== Passage shown ==
— START —

JAMES THOMAS GREEN (1842-1921), the son of WILLIAM A. GREEN & MARY POLLY GREEN, of Warren County, was married to PENINA "PENNIE" COPELAND on December 19, 1867, and is the ancestor of many of our family members. WILLIAM was the son of THOMAS & PRISCILLA GREEN; MARY POLLY GREEN was the daughter of JAMES GREEN & NANCY EVANS (dau/of MATTHEW EVANS -a.k.a. NATHANIEL WEST; and MOURNING EVANS) More can be read about him and the rest of the family on my Family Tree by clicking onto his name below:

 James Thomas Green 

But he also served in the Civil War for the Confederate Army when he went off with one of his neighbors as a young man. The GREEN family were free at this time having been emancipated in 1798, so he wasn't brought along as a slave. I don't believe that James was an official soldier with the Army, though, he more than likely just accompanied his young neighbor as a servant, probably a cook judging by a statement in one section, and he seemed to have been allowed to go back and forth to the Army lines on his own terms, which wouldn't be the case if he was an enlisted man. There has long been controversy among historians about whether or not people of color fought in the Confederate Army, but this confirms that James T. Green was at the very least a part of the Army during the Civil War.  Also of note is the fact that it has been confirmed with our Uncle, that his mother had told him stories about Grandpa Jim going off to fight in the Civil War, but this was the first time he'd actually seen anything else about in more details. Read on from my own notes:

I found some interesting info in a book about the "Burwell Davis Family, Letters of Rebecca P. Davis" on the Warren County NCGENWEB site ( It includes correspondence by REBECCA PITCHFORD-DAVIS, wife of EDWARD DAVIS (1806-1895), who was the son of BURWELL DAVIS (1756-1846) & MARTHA HAWKINS; BURWELL was the son of PETER DAVIS (1727-1804) & AMY _____?, who were also the parents of MATTHEW DAVIS (1752-1829), who was the grandfather of REBECCA PITCHFORD-DAVIS. EDWARD & REBECCA P. DAVIS' children were MATTHEW, BURWELL, MARY, GEORGE, WELDON, THOMAS, PATTIE BET, and WILLIAM "BILLIE" DAVIS. In the book, it is mentioned that REBECCA's son, THOMAS EDWARD DAVIS (1845-1864) was off in the Civil War, fighting for the Confederacy, and that JIM GREEN, free Negro boy, had accompanied him, which was a frequent custom of the time, and was serving as a cook. It was probably JAMES THOMAS GREEN, since there were no other free young persons by that name at the time in the area, as well as the fact that he was living next door to both these DAVIS and PITCHFORD families, in the Grove Hill District of Fishing Creek Warren County, North Carolina. REBECCA was quite worried about her son, THOMAS, since he hadn't been heard from in some time, and it was later that year that she found he had been killed at the battle of Bell Grove on October 19, 1864. Meanwhile, JIM GREEN had returned to his home in Warren County for a few days around July, and had not been involved in that battle, but he was supposedly to have returned to DAVIS' side if he could find him, which he apparently never did, judging by the letters exchanged between the family members. EDWARD & REBECCA DAVIS lost 2 of their sons in the Civil War, THOMAS, and WELDON DAVIS (1838-1863), and I can only imagine what a heartbreaking experience that must have been. The following are some excerpts from the accounts in the letters between REBECCA P. DAVIS and her sons and various family members, JIM GREEN is not mentioned after the September 1864 letter, but I am including a little correspondence about THOMAS DAVIS' death, too:

Sat. Morning, (May 28, 1864)

— END —

== Exercise set ==
[1] In the James Thomas Green passage, on what date did James Thomas Green marry Penina "Pennie" Copeland?
[2] Extend the James Thomas Green passage, beginning immediately after its final line.
None of the entries after this passage are used.

== Supplied records ==
— START —

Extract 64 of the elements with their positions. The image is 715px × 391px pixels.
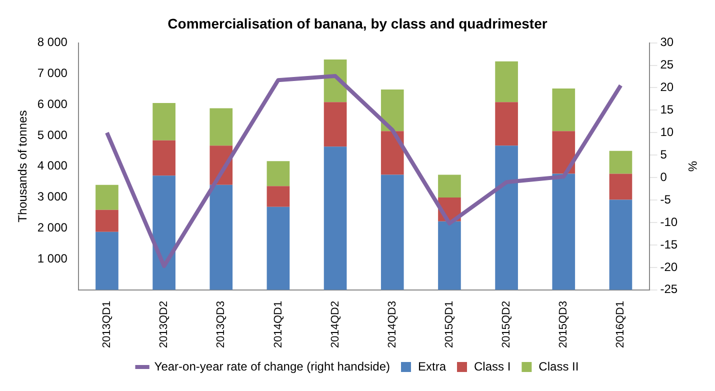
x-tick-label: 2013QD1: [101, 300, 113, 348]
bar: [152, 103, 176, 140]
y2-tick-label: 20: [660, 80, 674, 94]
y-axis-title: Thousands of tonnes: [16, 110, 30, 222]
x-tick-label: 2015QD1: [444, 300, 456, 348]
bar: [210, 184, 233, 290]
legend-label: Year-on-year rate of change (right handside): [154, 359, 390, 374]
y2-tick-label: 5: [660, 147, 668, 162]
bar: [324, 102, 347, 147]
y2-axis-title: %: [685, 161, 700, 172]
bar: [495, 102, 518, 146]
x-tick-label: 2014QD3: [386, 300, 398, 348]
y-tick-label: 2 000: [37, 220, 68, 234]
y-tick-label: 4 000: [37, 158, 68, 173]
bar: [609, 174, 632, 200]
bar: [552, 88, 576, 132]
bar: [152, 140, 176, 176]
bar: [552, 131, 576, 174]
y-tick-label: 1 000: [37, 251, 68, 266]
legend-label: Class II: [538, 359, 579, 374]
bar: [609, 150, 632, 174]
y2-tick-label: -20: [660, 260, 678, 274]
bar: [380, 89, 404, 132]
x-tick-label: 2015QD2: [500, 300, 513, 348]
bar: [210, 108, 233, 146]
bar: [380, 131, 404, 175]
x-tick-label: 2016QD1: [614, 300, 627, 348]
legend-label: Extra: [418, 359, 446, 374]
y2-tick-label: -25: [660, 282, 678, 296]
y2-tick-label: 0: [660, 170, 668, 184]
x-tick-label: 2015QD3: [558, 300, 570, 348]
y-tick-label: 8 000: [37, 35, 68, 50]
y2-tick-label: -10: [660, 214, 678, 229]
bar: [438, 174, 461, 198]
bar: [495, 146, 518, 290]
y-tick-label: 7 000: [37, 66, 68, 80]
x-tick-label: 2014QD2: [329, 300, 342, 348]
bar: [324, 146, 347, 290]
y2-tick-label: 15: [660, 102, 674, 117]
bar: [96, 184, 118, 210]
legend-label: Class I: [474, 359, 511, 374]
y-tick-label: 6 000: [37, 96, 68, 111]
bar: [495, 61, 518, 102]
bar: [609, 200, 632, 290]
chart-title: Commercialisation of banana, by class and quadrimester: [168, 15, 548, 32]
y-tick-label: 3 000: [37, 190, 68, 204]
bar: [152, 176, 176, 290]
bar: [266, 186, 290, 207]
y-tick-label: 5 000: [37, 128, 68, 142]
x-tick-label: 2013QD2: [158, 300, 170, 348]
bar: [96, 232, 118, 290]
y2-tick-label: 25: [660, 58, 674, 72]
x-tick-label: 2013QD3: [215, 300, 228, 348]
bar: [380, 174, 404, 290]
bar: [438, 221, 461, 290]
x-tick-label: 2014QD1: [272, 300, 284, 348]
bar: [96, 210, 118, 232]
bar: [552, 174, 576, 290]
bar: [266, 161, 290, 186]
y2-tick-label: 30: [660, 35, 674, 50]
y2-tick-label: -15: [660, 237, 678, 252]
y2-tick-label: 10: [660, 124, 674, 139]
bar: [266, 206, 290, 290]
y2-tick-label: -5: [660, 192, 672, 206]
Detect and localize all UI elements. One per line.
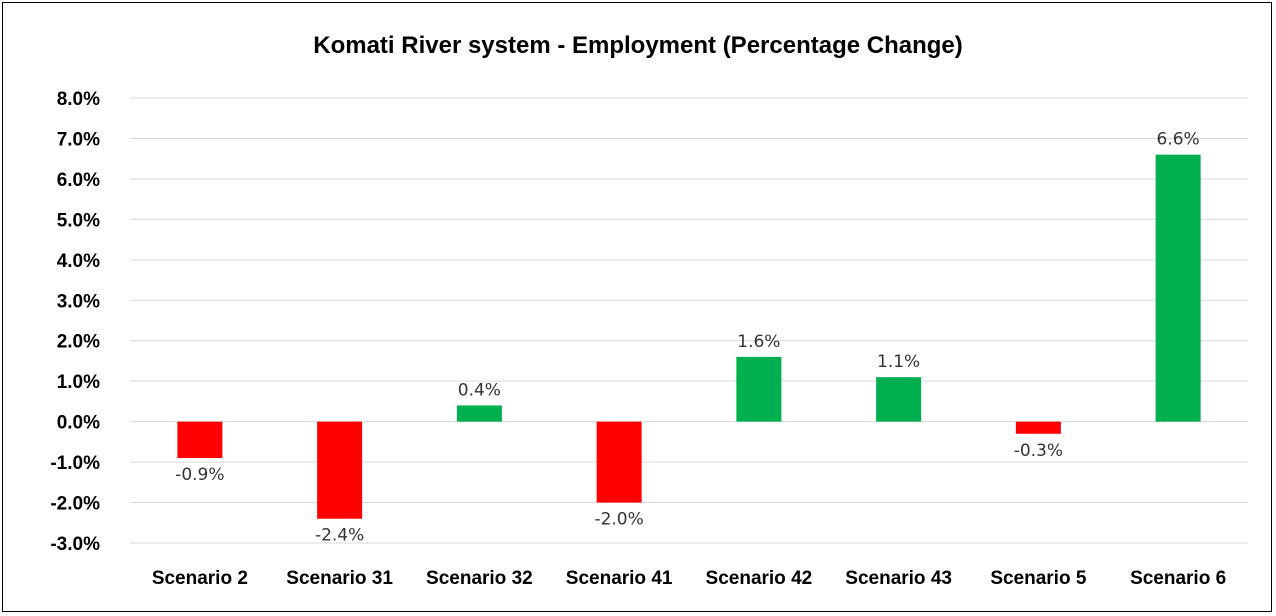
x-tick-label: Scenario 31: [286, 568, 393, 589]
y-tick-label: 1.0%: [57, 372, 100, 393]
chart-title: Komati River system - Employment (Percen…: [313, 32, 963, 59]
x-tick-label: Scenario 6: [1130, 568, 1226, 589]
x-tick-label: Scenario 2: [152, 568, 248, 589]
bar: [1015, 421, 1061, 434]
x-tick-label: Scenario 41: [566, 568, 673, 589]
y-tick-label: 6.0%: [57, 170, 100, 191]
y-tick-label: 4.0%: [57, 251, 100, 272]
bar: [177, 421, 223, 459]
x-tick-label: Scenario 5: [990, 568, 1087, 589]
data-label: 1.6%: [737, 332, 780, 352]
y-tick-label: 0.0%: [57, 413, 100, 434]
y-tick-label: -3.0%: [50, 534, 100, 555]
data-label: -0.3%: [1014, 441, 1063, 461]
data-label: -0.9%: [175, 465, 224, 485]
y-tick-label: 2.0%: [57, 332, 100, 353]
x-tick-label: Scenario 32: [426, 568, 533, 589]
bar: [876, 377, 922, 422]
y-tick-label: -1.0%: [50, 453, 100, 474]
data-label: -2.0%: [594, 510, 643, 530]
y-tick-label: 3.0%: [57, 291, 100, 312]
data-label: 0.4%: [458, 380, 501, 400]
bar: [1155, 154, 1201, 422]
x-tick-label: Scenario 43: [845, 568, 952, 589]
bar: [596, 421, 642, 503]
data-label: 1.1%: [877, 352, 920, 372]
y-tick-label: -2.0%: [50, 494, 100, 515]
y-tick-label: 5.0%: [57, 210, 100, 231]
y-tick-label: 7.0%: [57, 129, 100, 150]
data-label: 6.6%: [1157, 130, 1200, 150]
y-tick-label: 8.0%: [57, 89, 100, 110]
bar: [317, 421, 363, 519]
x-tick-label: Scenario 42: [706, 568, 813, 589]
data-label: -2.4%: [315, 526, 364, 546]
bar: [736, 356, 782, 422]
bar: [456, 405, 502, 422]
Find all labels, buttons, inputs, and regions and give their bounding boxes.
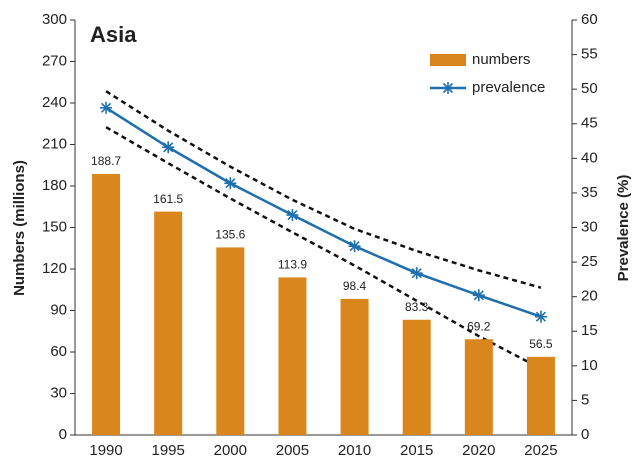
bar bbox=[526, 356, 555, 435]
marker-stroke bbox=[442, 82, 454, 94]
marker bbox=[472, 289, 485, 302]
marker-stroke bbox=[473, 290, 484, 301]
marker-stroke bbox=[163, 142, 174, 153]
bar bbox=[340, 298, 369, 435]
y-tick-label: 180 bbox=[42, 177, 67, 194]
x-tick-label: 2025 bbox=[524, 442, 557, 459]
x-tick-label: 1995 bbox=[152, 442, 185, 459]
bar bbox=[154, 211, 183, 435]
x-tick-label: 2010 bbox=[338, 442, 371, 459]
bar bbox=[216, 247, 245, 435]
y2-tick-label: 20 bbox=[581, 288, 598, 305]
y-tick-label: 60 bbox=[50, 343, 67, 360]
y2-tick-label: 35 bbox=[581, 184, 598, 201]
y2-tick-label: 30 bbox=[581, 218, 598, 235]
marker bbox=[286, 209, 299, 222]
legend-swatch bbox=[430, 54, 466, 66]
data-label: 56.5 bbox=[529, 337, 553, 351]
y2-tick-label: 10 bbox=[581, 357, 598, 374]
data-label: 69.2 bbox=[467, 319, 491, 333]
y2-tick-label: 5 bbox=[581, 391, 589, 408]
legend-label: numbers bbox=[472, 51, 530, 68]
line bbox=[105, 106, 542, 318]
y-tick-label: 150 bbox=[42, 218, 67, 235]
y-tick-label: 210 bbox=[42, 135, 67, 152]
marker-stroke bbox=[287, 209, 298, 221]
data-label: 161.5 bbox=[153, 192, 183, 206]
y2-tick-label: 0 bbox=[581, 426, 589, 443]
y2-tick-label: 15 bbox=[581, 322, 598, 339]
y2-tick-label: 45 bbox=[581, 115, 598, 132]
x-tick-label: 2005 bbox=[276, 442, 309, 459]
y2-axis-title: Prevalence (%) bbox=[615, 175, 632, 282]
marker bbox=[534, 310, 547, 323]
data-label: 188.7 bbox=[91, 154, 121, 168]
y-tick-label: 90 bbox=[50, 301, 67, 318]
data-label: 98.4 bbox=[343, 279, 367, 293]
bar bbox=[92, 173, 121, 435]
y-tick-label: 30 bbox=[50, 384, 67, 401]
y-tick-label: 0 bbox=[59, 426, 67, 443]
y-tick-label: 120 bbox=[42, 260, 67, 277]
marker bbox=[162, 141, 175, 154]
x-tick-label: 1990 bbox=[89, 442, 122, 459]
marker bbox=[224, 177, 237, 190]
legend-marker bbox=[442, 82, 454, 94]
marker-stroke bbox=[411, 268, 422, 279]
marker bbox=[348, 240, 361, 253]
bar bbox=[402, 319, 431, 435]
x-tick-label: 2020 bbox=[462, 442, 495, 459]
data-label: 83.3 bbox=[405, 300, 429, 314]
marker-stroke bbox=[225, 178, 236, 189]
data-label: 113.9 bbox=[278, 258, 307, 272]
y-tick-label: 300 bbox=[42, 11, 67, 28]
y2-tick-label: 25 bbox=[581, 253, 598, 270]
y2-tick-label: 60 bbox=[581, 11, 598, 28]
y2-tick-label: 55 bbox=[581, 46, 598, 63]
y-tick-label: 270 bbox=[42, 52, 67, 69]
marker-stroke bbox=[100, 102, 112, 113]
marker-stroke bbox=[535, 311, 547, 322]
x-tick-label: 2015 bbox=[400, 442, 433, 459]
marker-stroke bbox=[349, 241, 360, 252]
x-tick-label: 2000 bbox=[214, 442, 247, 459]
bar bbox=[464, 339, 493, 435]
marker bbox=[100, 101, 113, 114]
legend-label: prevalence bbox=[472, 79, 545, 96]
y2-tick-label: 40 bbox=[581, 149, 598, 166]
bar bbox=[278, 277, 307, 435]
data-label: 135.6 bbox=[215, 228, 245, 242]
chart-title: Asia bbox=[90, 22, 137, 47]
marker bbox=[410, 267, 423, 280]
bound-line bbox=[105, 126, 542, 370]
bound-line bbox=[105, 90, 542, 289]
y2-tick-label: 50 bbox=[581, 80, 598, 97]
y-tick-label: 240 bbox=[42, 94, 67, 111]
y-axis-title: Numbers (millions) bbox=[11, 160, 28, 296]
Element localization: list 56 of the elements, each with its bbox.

— END —

== Answers to the exercise ==
[1] December 19, 1867.

[2]
We had the biggest rain of the season last evening about 6 o'clock. I think it frustrated your Pa's plans decidedly. He made no hills, just go to bedding up the patch. Net has not come in, and I hear nothing from him. Joe has been laid up some days with a very bad cold headache, and Stephen with a rising under his arm. Four of my hands are gone out, and I am very willing to give up another, tho Margaret is lying in, her baby nearly three weeks old. She will have to stay there as long as Winea lives, and really she seems like not living long. She is very willing to die, seems to enjoy the fullest assurance of happiness beyond the grave.

No letter from Tom yet, and haven't heard a word of JIM GREEN. His Mamma is much troubled to know his fate, but I can tell her no more of his fate than of George's. I surely shall hear very soon, perhaps today.


REBECCA to her son, BURWELL DAVIS (1833-1901)

Saturday, July 25, (1864)

Dear Burwell,

As Weldon has left good room for another letter, and as paper is so scarce, I believe I will avail myself of the opportunity of saving a Little of what little I have on hand. This is the last I have heard from any of the boys. They all wrote about the time this was written.

Tom was slightly wounded on the ear while storming the heights of Gettysburg, and he thinks his boy, JIM GREEN, has fallen into the hands of the Yankees, and he is very much grieved about it. The wagons were taken and all the clothing Weldon had. Tom didn't say whether his was taken or not. I reckon he hadn't any, but he thought his boy was take with the wagons, but I was sitting here alone a few days since, and JIM came stepping in. He got straggled off, and so he decided to come home on a visit. He will return to the reg. next Monday week if it can be found. He will go first to George at Staunton, and from there in search of Tom. Tom says he is a good boy and worth any two cooks in the reg.

All as well as usual here, at your Uncle Tom's, and your Uncle Sam's. R. Davis.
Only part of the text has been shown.